::: Stored records

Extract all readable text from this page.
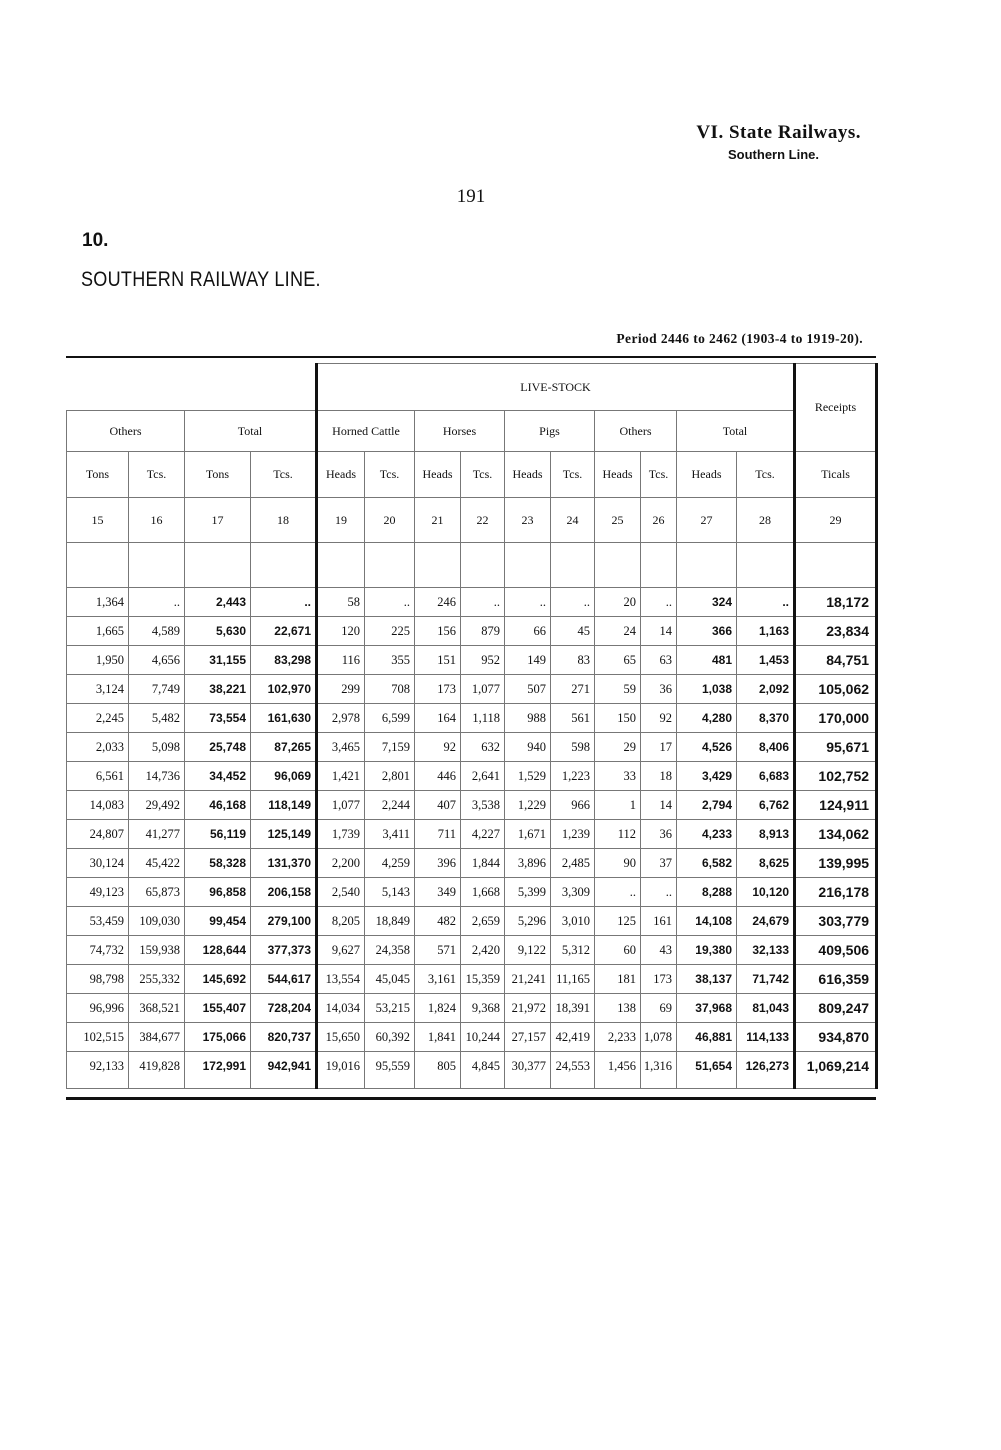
VI. State Railways.
Southern Line.
191
10.
SOUTHERN RAILWAY LINE.
Period 2446 to 2462 (1903-4 to 1919-20).
				LIVE-STOCK										Receipts
Others		Total		Horned Cattle		Horses		Pigs		Others		Total		
Tons	Tcs.	Tons	Tcs.	Heads	Tcs.	Heads	Tcs.	Heads	Tcs.	Heads	Tcs.	Heads	Tcs.	Ticals
15	16	17	18	19	20	21	22	23	24	25	26	27	28	29

1,364	..	2,443	..	58	..	246	..	..	..	20	..	324	..	18,172
1,665	4,589	5,630	22,671	120	225	156	879	66	45	24	14	366	1,163	23,834
1,950	4,656	31,155	83,298	116	355	151	952	149	83	65	63	481	1,453	84,751
3,124	7,749	38,221	102,970	299	708	173	1,077	507	271	59	36	1,038	2,092	105,062
2,245	5,482	73,554	161,630	2,978	6,599	164	1,118	988	561	150	92	4,280	8,370	170,000
2,033	5,098	25,748	87,265	3,465	7,159	92	632	940	598	29	17	4,526	8,406	95,671
6,561	14,736	34,452	96,069	1,421	2,801	446	2,641	1,529	1,223	33	18	3,429	6,683	102,752
14,083	29,492	46,168	118,149	1,077	2,244	407	3,538	1,229	966	1	14	2,794	6,762	124,911
24,807	41,277	56,119	125,149	1,739	3,411	711	4,227	1,671	1,239	112	36	4,233	8,913	134,062
30,124	45,422	58,328	131,370	2,200	4,259	396	1,844	3,896	2,485	90	37	6,582	8,625	139,995
49,123	65,873	96,858	206,158	2,540	5,143	349	1,668	5,399	3,309	..	..	8,288	10,120	216,178
53,459	109,030	99,454	279,100	8,205	18,849	482	2,659	5,296	3,010	125	161	14,108	24,679	303,779
74,732	159,938	128,644	377,373	9,627	24,358	571	2,420	9,122	5,312	60	43	19,380	32,133	409,506
98,798	255,332	145,692	544,617	13,554	45,045	3,161	15,359	21,241	11,165	181	173	38,137	71,742	616,359
96,996	368,521	155,407	728,204	14,034	53,215	1,824	9,368	21,972	18,391	138	69	37,968	81,043	809,247
102,515	384,677	175,066	820,737	15,650	60,392	1,841	10,244	27,157	42,419	2,233	1,078	46,881	114,133	934,870
92,133	419,828	172,991	942,941	19,016	95,559	805	4,845	30,377	24,553	1,456	1,316	51,654	126,273	1,069,214
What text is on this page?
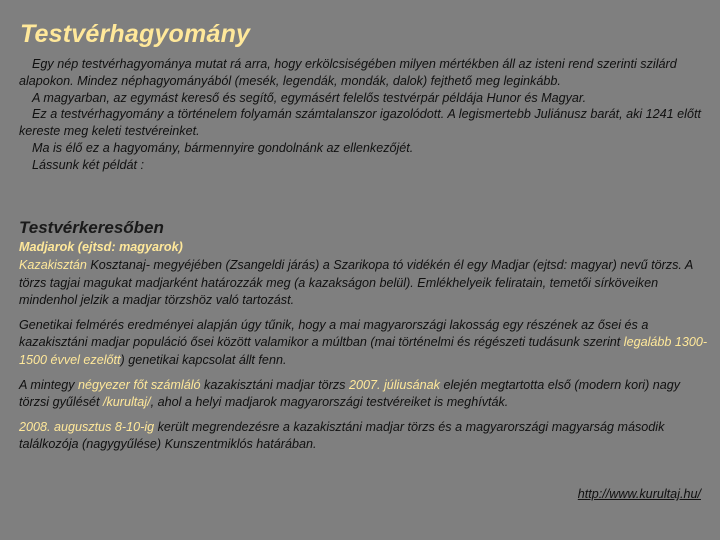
Testvérhagyomány

Egy nép testvérhagyománya mutat rá arra, hogy erkölcsiségében milyen mértékben áll az isteni rend szerinti szilárd alapokon. Mindez néphagyományából (mesék, legendák, mondák, dalok) fejthető meg leginkább.

A magyarban, az egymást kereső és segítő, egymásért felelős testvérpár példája Hunor és Magyar.

Ez a testvérhagyomány a történelem folyamán számtalanszor igazolódott. A legismertebb Juliánusz barát, aki 1241 előtt kereste meg keleti testvéreinket.

Ma is élő ez a hagyomány, bármennyire gondolnánk az ellenkezőjét.

Lássunk két példát :

Testvérkeresőben
Madjarok (ejtsd: magyarok)

Kazakisztán Kosztanaj- megyéjében (Zsangeldi járás) a Szarikopa tó vidékén él egy Madjar (ejtsd: magyar) nevű törzs. A törzs tagjai magukat madjarként határozzák meg (a kazakságon belül). Emlékhelyeik feliratain, temetői sírköveiken mindenhol jelzik a madjar törzshöz való tartozást.

Genetikai felmérés eredményei alapján úgy tűnik, hogy a mai magyarországi lakosság egy részének az ősei és a kazakisztáni madjar populáció ősei között valamikor a múltban (mai történelmi és régészeti tudásunk szerint legalább 1300-1500 évvel ezelőtt) genetikai kapcsolat állt fenn.

A mintegy négyezer főt számláló kazakisztáni madjar törzs 2007. júliusának elején megtartotta első (modern kori) nagy törzsi gyűlését /kurultaj/, ahol a helyi madjarok magyarországi testvéreiket is meghívták.

2008. augusztus 8-10-ig került megrendezésre a kazakisztáni madjar törzs és a magyarországi magyarság második találkozója (nagygyűlése) Kunszentmiklós határában.

http://www.kurultaj.hu/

::::::

## Exercise brief
Collect, from the material above, every line containing the word "kurultaj".

## Answer to this task
A mintegy négyezer főt számláló kazakisztáni madjar törzs 2007. júliusának elején megtartotta első (modern kori) nagy törzsi gyűlését /kurultaj/, ahol a helyi madjarok magyarországi testvéreiket is meghívták.
http://www.kurultaj.hu/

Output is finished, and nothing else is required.